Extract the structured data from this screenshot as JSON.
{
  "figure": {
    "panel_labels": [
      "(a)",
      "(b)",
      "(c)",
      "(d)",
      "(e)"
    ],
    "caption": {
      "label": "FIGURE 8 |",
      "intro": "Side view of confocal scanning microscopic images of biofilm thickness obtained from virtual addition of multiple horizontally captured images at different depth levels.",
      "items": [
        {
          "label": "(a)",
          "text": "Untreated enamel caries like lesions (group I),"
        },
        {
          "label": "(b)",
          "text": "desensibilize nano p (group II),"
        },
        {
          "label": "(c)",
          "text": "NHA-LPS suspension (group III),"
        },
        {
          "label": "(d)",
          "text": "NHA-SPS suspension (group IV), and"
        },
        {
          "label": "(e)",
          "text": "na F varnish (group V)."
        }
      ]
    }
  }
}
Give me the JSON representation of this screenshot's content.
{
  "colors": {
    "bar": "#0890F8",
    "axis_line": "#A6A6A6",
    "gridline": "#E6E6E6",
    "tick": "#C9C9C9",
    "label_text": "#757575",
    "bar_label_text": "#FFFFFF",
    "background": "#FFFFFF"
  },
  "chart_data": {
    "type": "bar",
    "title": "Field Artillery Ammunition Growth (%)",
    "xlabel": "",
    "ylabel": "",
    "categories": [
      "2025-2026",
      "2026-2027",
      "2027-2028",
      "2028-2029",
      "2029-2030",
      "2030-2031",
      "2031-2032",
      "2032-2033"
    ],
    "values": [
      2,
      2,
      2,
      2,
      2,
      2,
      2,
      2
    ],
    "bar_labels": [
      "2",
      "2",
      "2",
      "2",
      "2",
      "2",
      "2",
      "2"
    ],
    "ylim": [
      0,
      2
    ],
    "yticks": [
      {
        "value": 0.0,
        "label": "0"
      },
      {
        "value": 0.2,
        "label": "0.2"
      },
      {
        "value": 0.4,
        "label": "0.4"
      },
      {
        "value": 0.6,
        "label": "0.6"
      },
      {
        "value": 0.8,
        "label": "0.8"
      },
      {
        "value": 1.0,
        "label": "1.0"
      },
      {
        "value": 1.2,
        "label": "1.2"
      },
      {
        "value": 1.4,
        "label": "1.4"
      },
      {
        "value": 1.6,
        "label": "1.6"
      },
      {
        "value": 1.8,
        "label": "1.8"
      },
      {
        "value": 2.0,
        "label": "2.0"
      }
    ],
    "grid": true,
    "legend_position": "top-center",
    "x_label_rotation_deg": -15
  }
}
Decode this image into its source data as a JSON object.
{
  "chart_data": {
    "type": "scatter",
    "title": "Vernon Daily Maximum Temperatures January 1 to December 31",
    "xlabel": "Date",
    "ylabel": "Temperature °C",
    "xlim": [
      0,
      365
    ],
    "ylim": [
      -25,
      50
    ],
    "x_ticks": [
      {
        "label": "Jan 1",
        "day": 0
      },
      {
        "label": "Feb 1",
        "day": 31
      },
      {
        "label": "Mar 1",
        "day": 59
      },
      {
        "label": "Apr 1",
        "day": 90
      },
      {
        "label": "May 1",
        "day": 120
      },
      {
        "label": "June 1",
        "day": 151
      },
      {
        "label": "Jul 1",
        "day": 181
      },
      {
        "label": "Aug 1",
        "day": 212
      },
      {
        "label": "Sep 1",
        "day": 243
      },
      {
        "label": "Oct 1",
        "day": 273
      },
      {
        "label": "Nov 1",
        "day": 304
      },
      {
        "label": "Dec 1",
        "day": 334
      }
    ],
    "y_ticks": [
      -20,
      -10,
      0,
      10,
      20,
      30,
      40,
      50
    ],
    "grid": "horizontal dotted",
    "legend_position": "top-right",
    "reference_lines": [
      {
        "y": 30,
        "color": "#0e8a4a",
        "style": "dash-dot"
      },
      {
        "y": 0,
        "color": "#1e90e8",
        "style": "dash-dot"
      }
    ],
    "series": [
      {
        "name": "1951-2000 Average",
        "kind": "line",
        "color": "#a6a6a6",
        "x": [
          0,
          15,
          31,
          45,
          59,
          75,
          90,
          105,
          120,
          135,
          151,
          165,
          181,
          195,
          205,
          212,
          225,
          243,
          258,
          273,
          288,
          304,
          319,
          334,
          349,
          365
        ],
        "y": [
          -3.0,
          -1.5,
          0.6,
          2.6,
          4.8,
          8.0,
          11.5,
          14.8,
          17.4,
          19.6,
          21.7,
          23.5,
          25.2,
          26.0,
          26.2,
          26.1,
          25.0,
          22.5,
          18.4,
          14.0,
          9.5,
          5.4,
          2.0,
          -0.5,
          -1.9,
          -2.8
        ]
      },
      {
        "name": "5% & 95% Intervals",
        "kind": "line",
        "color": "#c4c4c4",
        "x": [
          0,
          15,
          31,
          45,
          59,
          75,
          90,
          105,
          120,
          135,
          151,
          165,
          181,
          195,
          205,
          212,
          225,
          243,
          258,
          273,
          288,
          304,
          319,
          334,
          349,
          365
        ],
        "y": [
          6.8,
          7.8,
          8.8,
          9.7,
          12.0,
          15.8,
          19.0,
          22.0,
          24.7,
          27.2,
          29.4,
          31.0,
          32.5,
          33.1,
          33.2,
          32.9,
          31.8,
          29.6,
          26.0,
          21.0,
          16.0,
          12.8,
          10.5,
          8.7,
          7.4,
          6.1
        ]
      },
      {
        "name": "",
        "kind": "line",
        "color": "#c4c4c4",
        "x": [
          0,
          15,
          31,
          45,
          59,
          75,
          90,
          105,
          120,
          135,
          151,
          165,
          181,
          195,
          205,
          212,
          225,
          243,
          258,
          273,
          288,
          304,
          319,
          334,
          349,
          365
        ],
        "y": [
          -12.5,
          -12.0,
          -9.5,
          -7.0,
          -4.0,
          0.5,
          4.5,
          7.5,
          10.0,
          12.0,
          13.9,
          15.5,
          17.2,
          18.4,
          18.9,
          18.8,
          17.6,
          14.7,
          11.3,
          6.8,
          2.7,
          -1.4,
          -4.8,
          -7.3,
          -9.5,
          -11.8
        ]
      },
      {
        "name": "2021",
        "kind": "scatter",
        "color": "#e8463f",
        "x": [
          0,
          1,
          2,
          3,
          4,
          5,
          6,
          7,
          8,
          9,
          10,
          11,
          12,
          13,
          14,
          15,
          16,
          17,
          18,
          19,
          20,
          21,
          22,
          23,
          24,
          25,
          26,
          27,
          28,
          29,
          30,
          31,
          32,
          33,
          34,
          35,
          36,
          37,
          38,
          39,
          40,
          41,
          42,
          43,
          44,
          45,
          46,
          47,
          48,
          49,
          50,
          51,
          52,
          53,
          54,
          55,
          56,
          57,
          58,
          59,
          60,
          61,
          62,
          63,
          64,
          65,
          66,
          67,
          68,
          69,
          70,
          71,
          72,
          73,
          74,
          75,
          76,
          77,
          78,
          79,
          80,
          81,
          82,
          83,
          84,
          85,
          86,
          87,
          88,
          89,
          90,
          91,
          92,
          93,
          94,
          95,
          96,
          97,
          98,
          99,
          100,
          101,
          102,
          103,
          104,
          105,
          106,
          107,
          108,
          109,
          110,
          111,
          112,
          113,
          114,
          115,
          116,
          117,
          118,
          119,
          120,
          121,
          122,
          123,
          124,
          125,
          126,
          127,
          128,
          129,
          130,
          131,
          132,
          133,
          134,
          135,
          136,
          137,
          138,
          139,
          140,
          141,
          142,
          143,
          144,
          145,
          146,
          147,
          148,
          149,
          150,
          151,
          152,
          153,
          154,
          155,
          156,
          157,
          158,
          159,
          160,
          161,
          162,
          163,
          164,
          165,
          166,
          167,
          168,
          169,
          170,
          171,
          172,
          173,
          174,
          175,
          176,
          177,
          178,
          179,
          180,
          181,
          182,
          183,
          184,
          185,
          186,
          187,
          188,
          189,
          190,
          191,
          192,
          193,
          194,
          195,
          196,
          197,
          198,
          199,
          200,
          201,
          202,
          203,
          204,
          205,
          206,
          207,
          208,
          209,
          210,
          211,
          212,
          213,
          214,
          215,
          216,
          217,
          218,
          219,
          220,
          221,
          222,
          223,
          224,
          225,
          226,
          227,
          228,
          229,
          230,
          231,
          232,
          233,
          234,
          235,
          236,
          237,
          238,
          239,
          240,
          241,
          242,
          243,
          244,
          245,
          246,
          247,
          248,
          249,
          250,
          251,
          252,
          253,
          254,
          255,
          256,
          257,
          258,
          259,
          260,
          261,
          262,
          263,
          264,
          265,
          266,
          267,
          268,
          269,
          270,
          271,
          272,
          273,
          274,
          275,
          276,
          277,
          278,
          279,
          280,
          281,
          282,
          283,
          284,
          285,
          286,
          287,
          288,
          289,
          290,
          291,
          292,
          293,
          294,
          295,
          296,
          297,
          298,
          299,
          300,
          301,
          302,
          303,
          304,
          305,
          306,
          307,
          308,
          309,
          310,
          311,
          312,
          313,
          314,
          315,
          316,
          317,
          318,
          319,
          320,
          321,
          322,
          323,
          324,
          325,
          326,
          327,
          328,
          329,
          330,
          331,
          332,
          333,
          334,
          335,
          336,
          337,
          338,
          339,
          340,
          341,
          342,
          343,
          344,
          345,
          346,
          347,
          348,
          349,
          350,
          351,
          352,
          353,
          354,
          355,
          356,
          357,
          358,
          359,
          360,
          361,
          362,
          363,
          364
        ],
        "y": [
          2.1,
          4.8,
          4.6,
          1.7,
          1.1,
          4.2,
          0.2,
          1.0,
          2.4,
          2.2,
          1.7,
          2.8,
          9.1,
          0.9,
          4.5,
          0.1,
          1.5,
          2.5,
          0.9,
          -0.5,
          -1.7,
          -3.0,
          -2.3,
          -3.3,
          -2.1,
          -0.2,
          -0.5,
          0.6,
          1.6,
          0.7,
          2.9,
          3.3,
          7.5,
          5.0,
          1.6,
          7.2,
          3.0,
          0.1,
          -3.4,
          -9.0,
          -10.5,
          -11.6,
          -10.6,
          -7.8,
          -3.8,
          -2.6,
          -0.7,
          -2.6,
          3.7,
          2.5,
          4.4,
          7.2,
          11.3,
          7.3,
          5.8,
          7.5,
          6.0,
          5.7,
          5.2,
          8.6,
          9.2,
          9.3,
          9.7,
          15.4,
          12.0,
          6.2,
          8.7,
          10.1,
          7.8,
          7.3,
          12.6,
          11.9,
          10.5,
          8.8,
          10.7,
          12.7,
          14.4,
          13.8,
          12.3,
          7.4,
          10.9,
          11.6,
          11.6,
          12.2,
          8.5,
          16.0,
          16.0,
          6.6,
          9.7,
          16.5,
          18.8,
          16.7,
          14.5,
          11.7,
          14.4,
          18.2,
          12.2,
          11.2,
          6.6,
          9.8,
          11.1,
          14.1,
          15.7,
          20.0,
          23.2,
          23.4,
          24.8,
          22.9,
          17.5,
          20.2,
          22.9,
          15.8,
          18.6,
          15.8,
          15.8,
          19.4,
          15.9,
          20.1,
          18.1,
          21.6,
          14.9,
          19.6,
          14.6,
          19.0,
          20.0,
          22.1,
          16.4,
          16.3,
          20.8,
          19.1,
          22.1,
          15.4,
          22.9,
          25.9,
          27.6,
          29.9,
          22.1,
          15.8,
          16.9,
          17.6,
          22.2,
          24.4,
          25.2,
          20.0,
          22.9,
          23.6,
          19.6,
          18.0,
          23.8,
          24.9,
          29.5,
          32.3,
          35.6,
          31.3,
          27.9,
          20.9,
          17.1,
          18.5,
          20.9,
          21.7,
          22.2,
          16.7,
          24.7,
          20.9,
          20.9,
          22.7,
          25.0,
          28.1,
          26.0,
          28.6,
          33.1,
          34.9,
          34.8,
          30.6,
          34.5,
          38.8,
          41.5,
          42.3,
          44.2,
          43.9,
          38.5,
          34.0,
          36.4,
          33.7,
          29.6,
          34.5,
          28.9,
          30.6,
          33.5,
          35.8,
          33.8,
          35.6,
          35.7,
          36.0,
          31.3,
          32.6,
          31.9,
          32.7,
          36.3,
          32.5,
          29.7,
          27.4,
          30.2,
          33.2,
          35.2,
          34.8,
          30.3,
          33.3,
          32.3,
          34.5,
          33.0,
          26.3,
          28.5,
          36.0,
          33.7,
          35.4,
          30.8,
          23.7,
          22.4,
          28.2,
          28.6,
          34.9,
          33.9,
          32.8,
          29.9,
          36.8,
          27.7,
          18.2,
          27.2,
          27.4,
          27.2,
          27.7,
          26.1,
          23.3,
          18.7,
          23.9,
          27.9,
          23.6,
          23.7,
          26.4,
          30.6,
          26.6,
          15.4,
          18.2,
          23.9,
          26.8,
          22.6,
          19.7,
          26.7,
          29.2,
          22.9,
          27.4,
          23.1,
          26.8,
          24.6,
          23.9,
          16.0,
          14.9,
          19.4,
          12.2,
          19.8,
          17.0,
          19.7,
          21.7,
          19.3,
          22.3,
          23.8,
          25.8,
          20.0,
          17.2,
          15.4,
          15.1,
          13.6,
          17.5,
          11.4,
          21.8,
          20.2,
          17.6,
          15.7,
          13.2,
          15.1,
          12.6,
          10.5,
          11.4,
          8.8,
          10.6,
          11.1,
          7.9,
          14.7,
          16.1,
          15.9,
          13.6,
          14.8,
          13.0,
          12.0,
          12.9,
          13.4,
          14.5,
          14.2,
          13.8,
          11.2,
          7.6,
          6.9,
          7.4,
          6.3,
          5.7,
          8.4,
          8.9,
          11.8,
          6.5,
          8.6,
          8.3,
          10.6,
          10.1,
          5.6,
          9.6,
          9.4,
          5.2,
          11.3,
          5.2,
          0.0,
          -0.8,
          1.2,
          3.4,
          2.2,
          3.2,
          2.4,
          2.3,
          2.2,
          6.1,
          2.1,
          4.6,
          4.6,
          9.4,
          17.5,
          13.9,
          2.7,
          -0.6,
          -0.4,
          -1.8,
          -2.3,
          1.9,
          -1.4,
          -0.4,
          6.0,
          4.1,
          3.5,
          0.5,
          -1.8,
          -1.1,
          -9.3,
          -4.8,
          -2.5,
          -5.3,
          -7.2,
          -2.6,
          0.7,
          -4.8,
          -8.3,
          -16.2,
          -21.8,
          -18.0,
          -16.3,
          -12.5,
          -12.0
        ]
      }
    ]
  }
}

================

EXERCISE TASK:
Find how many lines hold the string "JSON", and state that number alone.

EXERCISE OUTPUT:
3